Filter the data for lines with the word "JSON", then copy every line so identified.

[Collected data]
⁂
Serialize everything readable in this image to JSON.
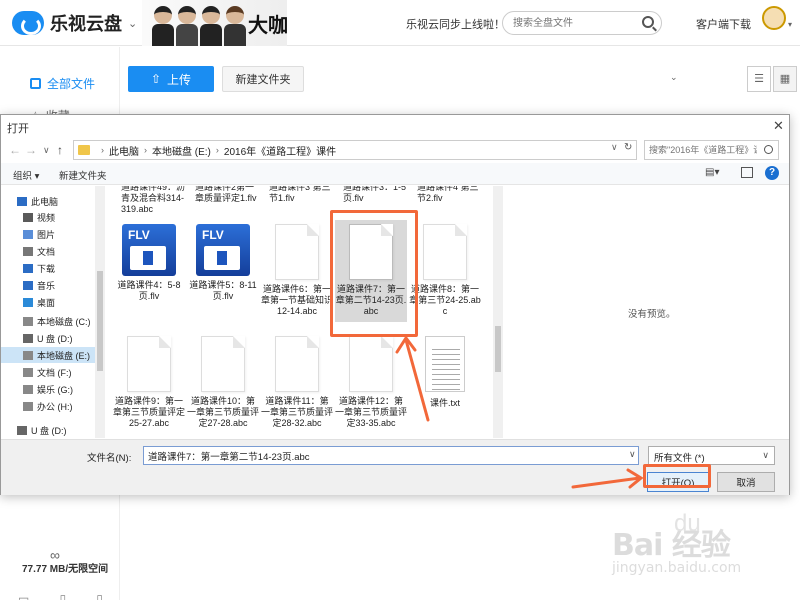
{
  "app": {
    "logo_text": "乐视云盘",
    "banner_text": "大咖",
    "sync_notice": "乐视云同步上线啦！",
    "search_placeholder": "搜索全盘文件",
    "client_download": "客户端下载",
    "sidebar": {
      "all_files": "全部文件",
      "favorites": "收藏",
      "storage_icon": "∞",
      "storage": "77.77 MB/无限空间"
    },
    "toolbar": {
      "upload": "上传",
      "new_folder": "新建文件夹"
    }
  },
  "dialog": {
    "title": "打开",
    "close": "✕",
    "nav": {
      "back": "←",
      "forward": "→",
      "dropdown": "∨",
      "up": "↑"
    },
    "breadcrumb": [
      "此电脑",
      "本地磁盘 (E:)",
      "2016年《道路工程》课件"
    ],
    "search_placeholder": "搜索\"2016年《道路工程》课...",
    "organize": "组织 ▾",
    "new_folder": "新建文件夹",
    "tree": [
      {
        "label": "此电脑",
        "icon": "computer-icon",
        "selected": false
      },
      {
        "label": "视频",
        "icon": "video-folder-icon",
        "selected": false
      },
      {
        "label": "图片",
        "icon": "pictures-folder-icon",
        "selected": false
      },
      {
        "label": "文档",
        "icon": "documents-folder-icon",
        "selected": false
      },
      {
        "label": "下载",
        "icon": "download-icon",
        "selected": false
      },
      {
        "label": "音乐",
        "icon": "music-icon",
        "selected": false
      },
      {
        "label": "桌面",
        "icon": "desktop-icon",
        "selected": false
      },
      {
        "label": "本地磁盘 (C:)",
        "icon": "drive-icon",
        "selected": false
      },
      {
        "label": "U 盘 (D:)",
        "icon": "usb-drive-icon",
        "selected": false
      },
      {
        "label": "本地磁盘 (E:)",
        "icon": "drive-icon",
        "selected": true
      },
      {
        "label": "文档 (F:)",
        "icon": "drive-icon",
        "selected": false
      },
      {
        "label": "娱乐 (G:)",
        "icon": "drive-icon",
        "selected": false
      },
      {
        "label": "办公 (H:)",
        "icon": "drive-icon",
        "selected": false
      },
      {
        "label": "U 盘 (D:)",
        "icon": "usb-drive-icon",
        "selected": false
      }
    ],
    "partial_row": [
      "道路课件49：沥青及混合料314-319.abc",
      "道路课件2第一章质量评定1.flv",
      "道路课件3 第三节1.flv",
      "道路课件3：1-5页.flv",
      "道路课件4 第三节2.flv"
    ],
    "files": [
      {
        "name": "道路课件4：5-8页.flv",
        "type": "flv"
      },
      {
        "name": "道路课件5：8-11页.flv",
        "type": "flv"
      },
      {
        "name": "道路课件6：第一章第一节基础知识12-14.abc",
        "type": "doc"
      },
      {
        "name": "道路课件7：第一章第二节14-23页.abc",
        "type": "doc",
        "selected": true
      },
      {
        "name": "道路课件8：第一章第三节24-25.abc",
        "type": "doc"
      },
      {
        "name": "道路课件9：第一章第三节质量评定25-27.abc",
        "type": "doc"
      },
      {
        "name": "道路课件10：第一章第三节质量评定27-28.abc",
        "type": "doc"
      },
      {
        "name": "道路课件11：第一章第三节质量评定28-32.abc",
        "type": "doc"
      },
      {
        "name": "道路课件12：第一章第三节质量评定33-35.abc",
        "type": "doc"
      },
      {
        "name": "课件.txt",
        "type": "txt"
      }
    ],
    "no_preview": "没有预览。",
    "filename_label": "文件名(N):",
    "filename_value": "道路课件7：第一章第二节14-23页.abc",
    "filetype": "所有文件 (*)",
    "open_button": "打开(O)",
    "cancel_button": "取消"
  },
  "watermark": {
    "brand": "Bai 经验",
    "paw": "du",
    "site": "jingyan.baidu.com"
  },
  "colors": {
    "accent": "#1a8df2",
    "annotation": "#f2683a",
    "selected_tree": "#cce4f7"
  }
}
⁂
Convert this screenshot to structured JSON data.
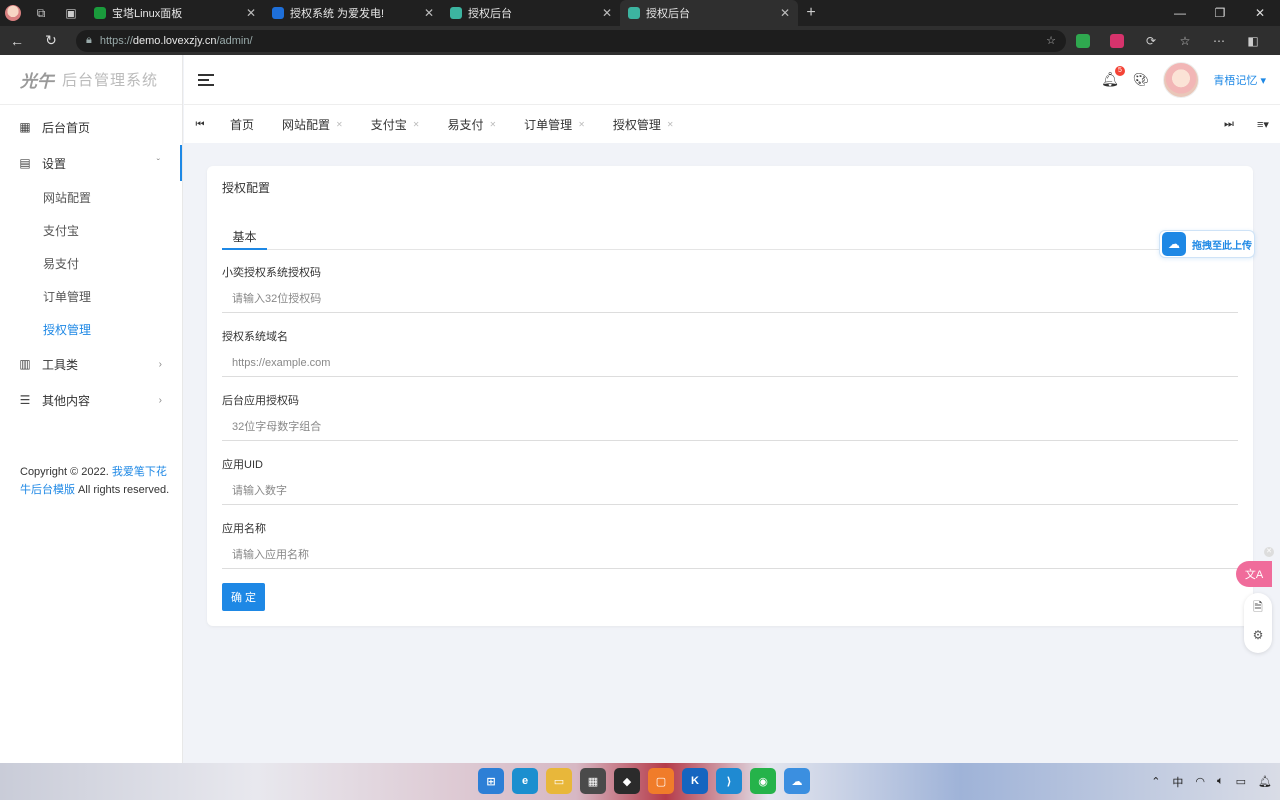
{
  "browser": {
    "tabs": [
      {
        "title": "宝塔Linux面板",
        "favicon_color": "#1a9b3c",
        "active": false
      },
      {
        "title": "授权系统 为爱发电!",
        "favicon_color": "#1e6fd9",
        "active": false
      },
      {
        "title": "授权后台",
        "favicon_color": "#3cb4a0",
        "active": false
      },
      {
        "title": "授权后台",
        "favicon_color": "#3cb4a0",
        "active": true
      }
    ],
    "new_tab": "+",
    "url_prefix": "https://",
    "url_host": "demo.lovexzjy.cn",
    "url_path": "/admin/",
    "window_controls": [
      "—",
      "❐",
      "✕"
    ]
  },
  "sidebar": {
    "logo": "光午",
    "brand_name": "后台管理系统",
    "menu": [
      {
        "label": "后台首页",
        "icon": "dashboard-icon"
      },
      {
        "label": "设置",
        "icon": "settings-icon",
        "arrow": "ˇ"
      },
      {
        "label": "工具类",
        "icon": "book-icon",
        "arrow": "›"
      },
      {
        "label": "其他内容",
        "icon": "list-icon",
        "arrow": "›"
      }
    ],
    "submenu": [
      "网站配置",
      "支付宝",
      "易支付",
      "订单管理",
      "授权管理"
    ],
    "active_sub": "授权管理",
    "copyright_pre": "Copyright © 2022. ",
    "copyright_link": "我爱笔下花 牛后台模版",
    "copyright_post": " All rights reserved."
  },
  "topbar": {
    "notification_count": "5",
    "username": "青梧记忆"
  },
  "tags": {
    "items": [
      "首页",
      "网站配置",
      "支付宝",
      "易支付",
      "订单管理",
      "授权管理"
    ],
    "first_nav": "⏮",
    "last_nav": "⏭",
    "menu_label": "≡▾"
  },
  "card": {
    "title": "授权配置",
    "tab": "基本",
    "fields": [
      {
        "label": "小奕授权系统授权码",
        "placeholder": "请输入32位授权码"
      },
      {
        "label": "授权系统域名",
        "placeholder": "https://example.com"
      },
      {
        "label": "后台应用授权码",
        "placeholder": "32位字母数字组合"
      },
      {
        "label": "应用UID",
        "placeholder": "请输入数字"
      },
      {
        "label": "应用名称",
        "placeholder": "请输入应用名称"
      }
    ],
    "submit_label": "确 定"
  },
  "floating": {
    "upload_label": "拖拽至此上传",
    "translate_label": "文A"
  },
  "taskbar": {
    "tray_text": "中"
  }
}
⁂
Answer for this exercise –
Serialize everything readable in this image to JSON.
Convert this screenshot to structured JSON data.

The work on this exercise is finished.